Written request. Leave out the pictures and return every entry exactly as it appears.

Dataset records
□ □ □ □ □
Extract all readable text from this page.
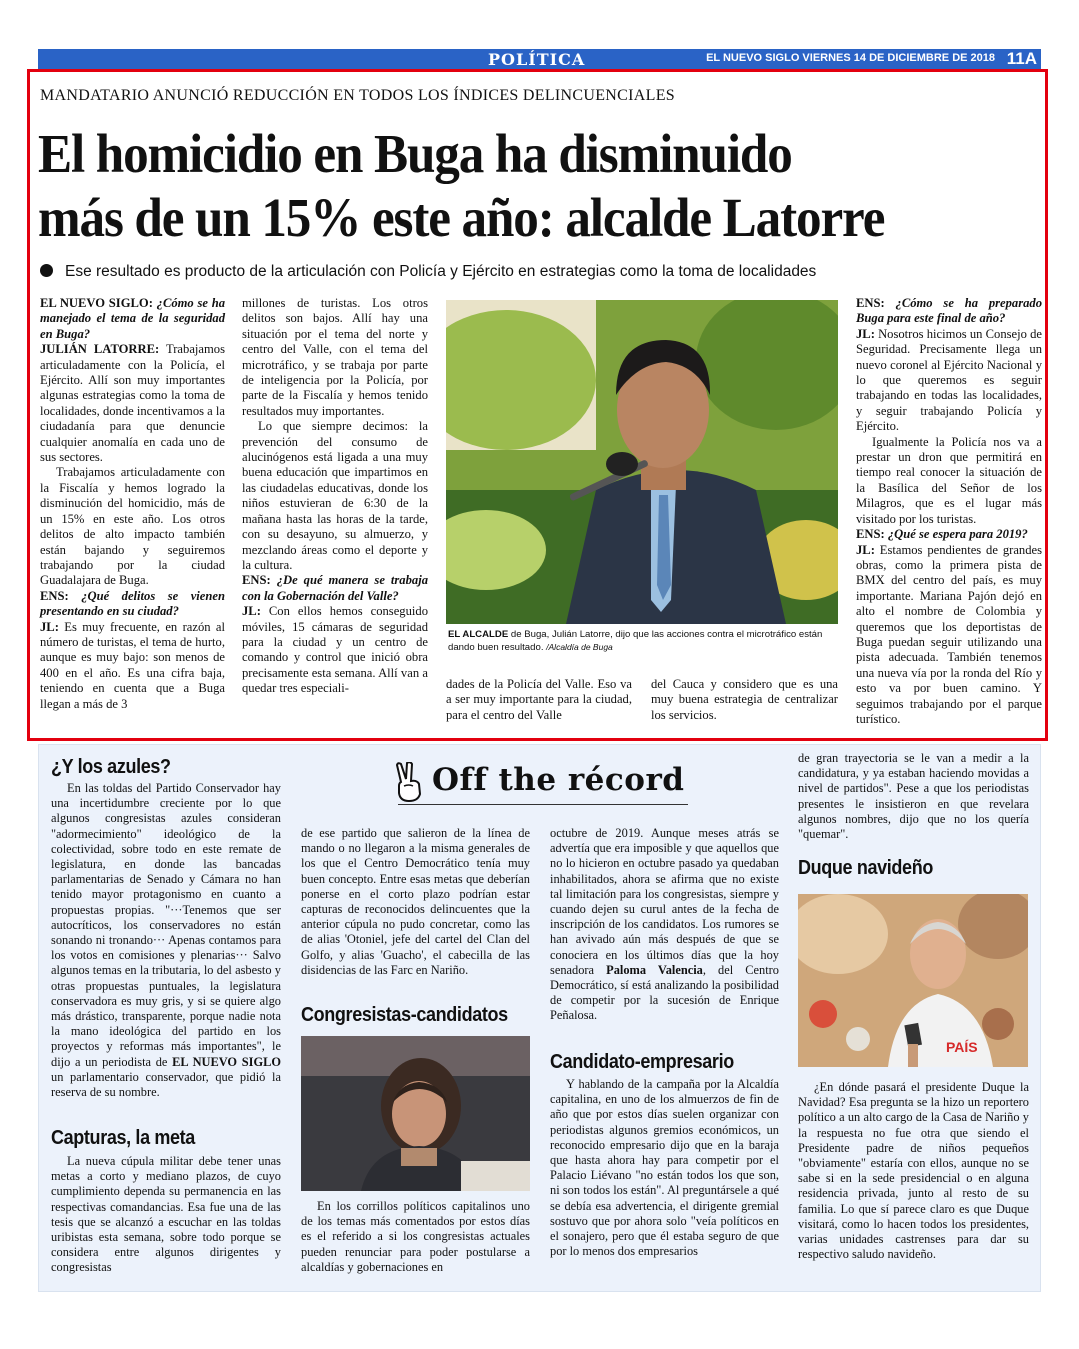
POLÍTICA	EL NUEVO SIGLO VIERNES 14 DE DICIEMBRE DE 2018 11A
MANDATARIO ANUNCIÓ REDUCCIÓN EN TODOS LOS ÍNDICES DELINCUENCIALES
El homicidio en Buga ha disminuido
más de un 15% este año: alcalde Latorre
Ese resultado es producto de la articulación con Policía y Ejército en estrategias como la toma de localidades

EL NUEVO SIGLO: ¿Cómo se ha manejado el tema de la seguridad en Buga?

JULIÁN LATORRE: Trabajamos articuladamente con la Policía, el Ejército. Allí son muy importantes algunas estrategias como la toma de localidades, donde incentivamos a la ciudadanía para que denuncie cualquier anomalía en cada uno de sus sectores.

Trabajamos articuladamente con la Fiscalía y hemos logrado la disminución del homicidio, más de un 15% en este año. Los otros delitos de alto impacto también están bajando y seguiremos trabajando por la ciudad Guadalajara de Buga.

ENS: ¿Qué delitos se vienen presentando en su ciudad?

JL: Es muy frecuente, en razón al número de turistas, el tema de hurto, aunque es muy bajo: son menos de 400 en el año. Es una cifra baja, teniendo en cuenta que a Buga llegan a más de 3

millones de turistas. Los otros delitos son bajos. Allí hay una situación por el tema del norte y centro del Valle, con el tema del microtráfico, y se trabaja por parte de inteligencia por la Policía, por parte de la Fiscalía y hemos tenido resultados muy importantes.

Lo que siempre decimos: la prevención del consumo de alucinógenos está ligada a una muy buena educación que impartimos en las ciudadelas educativas, donde los niños estuvieran de 6:30 de la mañana hasta las horas de la tarde, con su desayuno, su almuerzo, y mezclando áreas como el deporte y la cultura.

ENS: ¿De qué manera se trabaja con la Gobernación del Valle?

JL: Con ellos hemos conseguido móviles, 15 cámaras de seguridad para la ciudad y un centro de comando y control que inició obra precisamente esta semana. Allí van a quedar tres especiali-

EL ALCALDE de Buga, Julián Latorre, dijo que las acciones contra el microtráfico están dando buen resultado. /Alcaldía de Buga

dades de la Policía del Valle. Eso va a ser muy importante para la ciudad, para el centro del Valle

del Cauca y considero que es una muy buena estrategia de centralizar los servicios.

ENS: ¿Cómo se ha preparado Buga para este final de año?

JL: Nosotros hicimos un Consejo de Seguridad. Precisamente llega un nuevo coronel al Ejército Nacional y lo que queremos es seguir trabajando en todas las localidades, y seguir trabajando Policía y Ejército.

Igualmente la Policía nos va a prestar un dron que permitirá en tiempo real conocer la situación de la Basílica del Señor de los Milagros, que es el lugar más visitado por los turistas.

ENS: ¿Qué se espera para 2019?

JL: Estamos pendientes de grandes obras, como la primera pista de BMX del centro del país, es muy importante. Mariana Pajón dejó en alto el nombre de Colombia y queremos que los deportistas de Buga puedan seguir utilizando una pista adecuada. También tenemos una nueva vía por la ronda del Río y esto va por buen camino. Y seguimos trabajando por el parque turístico.

Off the récord
¿Y los azules?

En las toldas del Partido Conservador hay una incertidumbre creciente por lo que algunos congresistas azules consideran "adormecimiento" ideológico de la colectividad, sobre todo en este remate de legislatura, en donde las bancadas parlamentarias de Senado y Cámara no han tenido mayor protagonismo en cuanto a propuestas propias. "···Tenemos que ser autocríticos, los conservadores no están sonando ni tronando··· Apenas contamos para los votos en comisiones y plenarias··· Salvo algunos temas en la tributaria, lo del asbesto y otras propuestas puntuales, la legislatura conservadora es muy gris, y si se quiere algo más drástico, transparente, porque nadie nota la mano ideológica del partido en los proyectos y reformas más importantes", le dijo a un periodista de EL NUEVO SIGLO un parlamentario conservador, que pidió la reserva de su nombre.

Capturas, la meta

La nueva cúpula militar debe tener unas metas a corto y mediano plazos, de cuyo cumplimiento dependa su permanencia en las respectivas comandancias. Esa fue una de las tesis que se alcanzó a escuchar en las toldas uribistas esta semana, sobre todo porque se considera entre algunos dirigentes y congresistas

de ese partido que salieron de la línea de mando o no llegaron a la misma generales de los que el Centro Democrático tenía muy buen concepto. Entre esas metas que deberían ponerse en el corto plazo podrían estar capturas de reconocidos delincuentes que la anterior cúpula no pudo concretar, como las de alias 'Otoniel, jefe del cartel del Clan del Golfo, y alias 'Guacho', el cabecilla de las disidencias de las Farc en Nariño.

Congresistas-candidatos

En los corrillos políticos capitalinos uno de los temas más comentados por estos días es el referido a si los congresistas actuales pueden renunciar para poder postularse a alcaldías y gobernaciones en

octubre de 2019. Aunque meses atrás se advertía que era imposible y que aquellos que no lo hicieron en octubre pasado ya quedaban inhabilitados, ahora se afirma que no existe tal limitación para los congresistas, siempre y cuando dejen su curul antes de la fecha de inscripción de los candidatos. Los rumores se han avivado aún más después de que se conociera en los últimos días que la hoy senadora Paloma Valencia, del Centro Democrático, sí está analizando la posibilidad de competir por la sucesión de Enrique Peñalosa.

Candidato-empresario

Y hablando de la campaña por la Alcaldía capitalina, en uno de los almuerzos de fin de año que por estos días suelen organizar con periodistas algunos gremios económicos, un reconocido empresario dijo que en la baraja que hasta ahora hay para competir por el Palacio Liévano "no están todos los que son, ni son todos los están". Al preguntársele a qué se debía esa advertencia, el dirigente gremial sostuvo que por ahora solo "veía políticos en el sonajero, pero que él estaba seguro de que por lo menos dos empresarios

de gran trayectoria se le van a medir a la candidatura, y ya estaban haciendo movidas a nivel de partidos". Pese a que los periodistas presentes le insistieron en que revelara algunos nombres, dijo que no los quería "quemar".

Duque navideño
PAÍS

¿En dónde pasará el presidente Duque la Navidad? Esa pregunta se la hizo un reportero político a un alto cargo de la Casa de Nariño y la respuesta no fue otra que siendo el Presidente padre de niños pequeños "obviamente" estaría con ellos, aunque no se sabe si en la sede presidencial o en alguna residencia privada, junto al resto de su familia. Lo que sí parece claro es que Duque visitará, como lo hacen todos los presidentes, varias unidades castrenses para dar su respectivo saludo navideño.
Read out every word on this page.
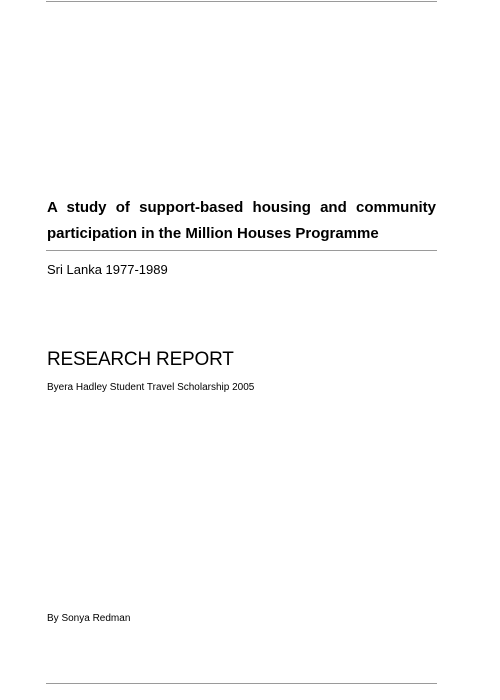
A study of support-based housing and community participation in the Million Houses Programme

Sri Lanka 1977-1989

RESEARCH REPORT

Byera Hadley Student Travel Scholarship 2005

By Sonya Redman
□ □ □ □ □
Response for this exercise.
Extract all readable text from this page.
POLÍTICA	EL NUEVO SIGLO VIERNES 14 DE DICIEMBRE DE 2018 11A
MANDATARIO ANUNCIÓ REDUCCIÓN EN TODOS LOS ÍNDICES DELINCUENCIALES
El homicidio en Buga ha disminuido
más de un 15% este año: alcalde Latorre
Ese resultado es producto de la articulación con Policía y Ejército en estrategias como la toma de localidades

EL NUEVO SIGLO: ¿Cómo se ha manejado el tema de la seguridad en Buga?

JULIÁN LATORRE: Trabajamos articuladamente con la Policía, el Ejército. Allí son muy importantes algunas estrategias como la toma de localidades, donde incentivamos a la ciudadanía para que denuncie cualquier anomalía en cada uno de sus sectores.

Trabajamos articuladamente con la Fiscalía y hemos logrado la disminución del homicidio, más de un 15% en este año. Los otros delitos de alto impacto también están bajando y seguiremos trabajando por la ciudad Guadalajara de Buga.

ENS: ¿Qué delitos se vienen presentando en su ciudad?

JL: Es muy frecuente, en razón al número de turistas, el tema de hurto, aunque es muy bajo: son menos de 400 en el año. Es una cifra baja, teniendo en cuenta que a Buga llegan a más de 3

millones de turistas. Los otros delitos son bajos. Allí hay una situación por el tema del norte y centro del Valle, con el tema del microtráfico, y se trabaja por parte de inteligencia por la Policía, por parte de la Fiscalía y hemos tenido resultados muy importantes.

Lo que siempre decimos: la prevención del consumo de alucinógenos está ligada a una muy buena educación que impartimos en las ciudadelas educativas, donde los niños estuvieran de 6:30 de la mañana hasta las horas de la tarde, con su desayuno, su almuerzo, y mezclando áreas como el deporte y la cultura.

ENS: ¿De qué manera se trabaja con la Gobernación del Valle?

JL: Con ellos hemos conseguido móviles, 15 cámaras de seguridad para la ciudad y un centro de comando y control que inició obra precisamente esta semana. Allí van a quedar tres especiali-

EL ALCALDE de Buga, Julián Latorre, dijo que las acciones contra el microtráfico están dando buen resultado. /Alcaldía de Buga

dades de la Policía del Valle. Eso va a ser muy importante para la ciudad, para el centro del Valle

del Cauca y considero que es una muy buena estrategia de centralizar los servicios.

ENS: ¿Cómo se ha preparado Buga para este final de año?

JL: Nosotros hicimos un Consejo de Seguridad. Precisamente llega un nuevo coronel al Ejército Nacional y lo que queremos es seguir trabajando en todas las localidades, y seguir trabajando Policía y Ejército.

Igualmente la Policía nos va a prestar un dron que permitirá en tiempo real conocer la situación de la Basílica del Señor de los Milagros, que es el lugar más visitado por los turistas.

ENS: ¿Qué se espera para 2019?

JL: Estamos pendientes de grandes obras, como la primera pista de BMX del centro del país, es muy importante. Mariana Pajón dejó en alto el nombre de Colombia y queremos que los deportistas de Buga puedan seguir utilizando una pista adecuada. También tenemos una nueva vía por la ronda del Río y esto va por buen camino. Y seguimos trabajando por el parque turístico.

Off the récord
¿Y los azules?

En las toldas del Partido Conservador hay una incertidumbre creciente por lo que algunos congresistas azules consideran "adormecimiento" ideológico de la colectividad, sobre todo en este remate de legislatura, en donde las bancadas parlamentarias de Senado y Cámara no han tenido mayor protagonismo en cuanto a propuestas propias. "···Tenemos que ser autocríticos, los conservadores no están sonando ni tronando··· Apenas contamos para los votos en comisiones y plenarias··· Salvo algunos temas en la tributaria, lo del asbesto y otras propuestas puntuales, la legislatura conservadora es muy gris, y si se quiere algo más drástico, transparente, porque nadie nota la mano ideológica del partido en los proyectos y reformas más importantes", le dijo a un periodista de EL NUEVO SIGLO un parlamentario conservador, que pidió la reserva de su nombre.

Capturas, la meta

La nueva cúpula militar debe tener unas metas a corto y mediano plazos, de cuyo cumplimiento dependa su permanencia en las respectivas comandancias. Esa fue una de las tesis que se alcanzó a escuchar en las toldas uribistas esta semana, sobre todo porque se considera entre algunos dirigentes y congresistas

de ese partido que salieron de la línea de mando o no llegaron a la misma generales de los que el Centro Democrático tenía muy buen concepto. Entre esas metas que deberían ponerse en el corto plazo podrían estar capturas de reconocidos delincuentes que la anterior cúpula no pudo concretar, como las de alias 'Otoniel, jefe del cartel del Clan del Golfo, y alias 'Guacho', el cabecilla de las disidencias de las Farc en Nariño.

Congresistas-candidatos

En los corrillos políticos capitalinos uno de los temas más comentados por estos días es el referido a si los congresistas actuales pueden renunciar para poder postularse a alcaldías y gobernaciones en

octubre de 2019. Aunque meses atrás se advertía que era imposible y que aquellos que no lo hicieron en octubre pasado ya quedaban inhabilitados, ahora se afirma que no existe tal limitación para los congresistas, siempre y cuando dejen su curul antes de la fecha de inscripción de los candidatos. Los rumores se han avivado aún más después de que se conociera en los últimos días que la hoy senadora Paloma Valencia, del Centro Democrático, sí está analizando la posibilidad de competir por la sucesión de Enrique Peñalosa.

Candidato-empresario

Y hablando de la campaña por la Alcaldía capitalina, en uno de los almuerzos de fin de año que por estos días suelen organizar con periodistas algunos gremios económicos, un reconocido empresario dijo que en la baraja que hasta ahora hay para competir por el Palacio Liévano "no están todos los que son, ni son todos los están". Al preguntársele a qué se debía esa advertencia, el dirigente gremial sostuvo que por ahora solo "veía políticos en el sonajero, pero que él estaba seguro de que por lo menos dos empresarios

de gran trayectoria se le van a medir a la candidatura, y ya estaban haciendo movidas a nivel de partidos". Pese a que los periodistas presentes le insistieron en que revelara algunos nombres, dijo que no los quería "quemar".

Duque navideño
PAÍS

¿En dónde pasará el presidente Duque la Navidad? Esa pregunta se la hizo un reportero político a un alto cargo de la Casa de Nariño y la respuesta no fue otra que siendo el Presidente padre de niños pequeños "obviamente" estaría con ellos, aunque no se sabe si en la sede presidencial o en alguna residencia privada, junto al resto de su familia. Lo que sí parece claro es que Duque visitará, como lo hacen todos los presidentes, varias unidades castrenses para dar su respectivo saludo navideño.
Read out every word on this page.
A study of support-based housing and community participation in the Million Houses Programme

Sri Lanka 1977-1989

RESEARCH REPORT

Byera Hadley Student Travel Scholarship 2005

By Sonya Redman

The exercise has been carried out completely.